▶ **Testo**:
##############################
Il 4 Aprile 1909, Domenica delle
Palme, le Figlie del Divino Zelo prendono possesso del
monastero di San Benedetto in Oria. In questa occasione
Padre Annibale presentò la sua opera. L’alberello divelto
dalla tempesta mette la prima radice...
Oria: un luogo di rifugio, un porto di
salvezza
Discorso di Padre Annibale in occasione dell'inaugurazione della
Casa "San Benedetto" delle Suore Figlie del Divino Zelo (5 Aprile 1909)
«Oria! questa carissima città non era estranea a me fin dalla mia
giovinezza. Era io all’età di 18 anni, quando nella mia Messina
questo nome Oria risuonò al mio orecchio. Una sacra amicizia mi legò
con alcuni dei più Reverendi Padri della vostra città, fra i quali
il dotto e pio Canonico Vincenzo De Angelis di f. m. e il non meno
dotto e pio vostro Arcidiacono [Francesco] Errico. Più volte mi
mossi dalla mia lontana Messina, e qui venni per visitare questi
luoghi, per vedere di presenza quei venerandi Padri, per venerare le
sacre reliquie del vostro illustre protettore S. Barsanofio; e fin
d’allora, il grande Solitario della Palestina divenne mio
protettore, e il mio scarso estro giovanile gli offrì il tributo di
poveri ma affettuosi versi; e non pensai, che dopo tanti anni, li
avrebbero cantati in Oria queste orfanelle messinesi.
Oh! con quale trasporto, che nemmeno, sapeva spiegare a me stesso,
io mi traeva in questi luoghi! E la divina Provvidenza non cessava
di lavorare i suoi occulti disegni.
##############################
▶ **Consegna 1**: Modifica le righe dell'elenco dall'inizio fino a quella che contiene "430, 614, 446]", inclusa: riscrivile sostituendo "point" con "punto" e lasciando invariato tutto il resto.
##############################
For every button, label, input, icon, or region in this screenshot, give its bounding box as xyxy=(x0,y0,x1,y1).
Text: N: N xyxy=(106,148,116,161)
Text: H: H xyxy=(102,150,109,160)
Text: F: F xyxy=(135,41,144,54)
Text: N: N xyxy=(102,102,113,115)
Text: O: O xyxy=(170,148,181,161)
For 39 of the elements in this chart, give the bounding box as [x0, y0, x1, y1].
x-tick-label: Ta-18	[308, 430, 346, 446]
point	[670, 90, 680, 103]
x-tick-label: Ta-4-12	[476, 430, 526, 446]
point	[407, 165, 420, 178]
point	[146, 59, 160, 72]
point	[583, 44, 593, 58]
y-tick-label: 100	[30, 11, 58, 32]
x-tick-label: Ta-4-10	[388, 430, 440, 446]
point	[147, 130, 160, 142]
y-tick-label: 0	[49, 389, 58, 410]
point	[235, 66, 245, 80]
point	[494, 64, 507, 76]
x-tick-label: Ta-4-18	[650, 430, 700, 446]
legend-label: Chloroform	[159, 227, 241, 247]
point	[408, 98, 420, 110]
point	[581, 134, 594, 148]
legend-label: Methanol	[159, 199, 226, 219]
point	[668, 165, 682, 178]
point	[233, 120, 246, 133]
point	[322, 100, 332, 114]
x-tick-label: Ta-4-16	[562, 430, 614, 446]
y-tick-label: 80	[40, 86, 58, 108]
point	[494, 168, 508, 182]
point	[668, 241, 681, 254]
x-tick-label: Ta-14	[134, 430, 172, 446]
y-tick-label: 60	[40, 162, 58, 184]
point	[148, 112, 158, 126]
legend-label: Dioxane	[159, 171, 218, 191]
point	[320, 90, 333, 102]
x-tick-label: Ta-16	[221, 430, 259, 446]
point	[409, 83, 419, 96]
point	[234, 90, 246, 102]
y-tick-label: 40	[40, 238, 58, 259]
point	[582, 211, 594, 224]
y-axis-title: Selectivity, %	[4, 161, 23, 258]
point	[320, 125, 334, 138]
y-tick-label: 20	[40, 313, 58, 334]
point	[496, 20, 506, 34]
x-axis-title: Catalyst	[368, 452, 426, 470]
##############################
▶ **Consegna 2**:
Rispondi in base al testo:
(a) Di quale monastero di Oria prendono possesso le Figlie del Divino Zelo?
(b) Quanti anni aveva l'oratore quando sentì per la prima volta il nome Oria?
(c) Di quale santo andava a venerare le reliquie a Oria?

▶ **Risposta 1**:
For every button, label, input, icon, or region in this screenshot, give its bounding box as xyxy=(x0,y0,x1,y1).
Text: N: N xyxy=(106,148,116,161)
Text: H: H xyxy=(102,150,109,160)
Text: F: F xyxy=(135,41,144,54)
Text: N: N xyxy=(102,102,113,115)
Text: O: O xyxy=(170,148,181,161)
For 39 of the elements in this chart, give the bounding box as [x0, y0, x1, y1].
x-tick-label: Ta-18	[308, 430, 346, 446]
punto	[670, 90, 680, 103]
x-tick-label: Ta-4-12	[476, 430, 526, 446]
punto	[407, 165, 420, 178]
punto	[146, 59, 160, 72]
punto	[583, 44, 593, 58]
y-tick-label: 100	[30, 11, 58, 32]
x-tick-label: Ta-4-10	[388, 430, 440, 446]
punto	[147, 130, 160, 142]
y-tick-label: 0	[49, 389, 58, 410]
punto	[235, 66, 245, 80]
punto	[494, 64, 507, 76]
x-tick-label: Ta-4-18	[650, 430, 700, 446]
legend-label: Chloroform	[159, 227, 241, 247]
punto	[408, 98, 420, 110]
punto	[581, 134, 594, 148]
legend-label: Methanol	[159, 199, 226, 219]
punto	[668, 165, 682, 178]
punto	[233, 120, 246, 133]
punto	[322, 100, 332, 114]
x-tick-label: Ta-4-16	[562, 430, 614, 446]

▶ **Risposta 2**:
(a) Il monastero di San Benedetto.
(b) 18 anni.
(c) S. Barsanofio.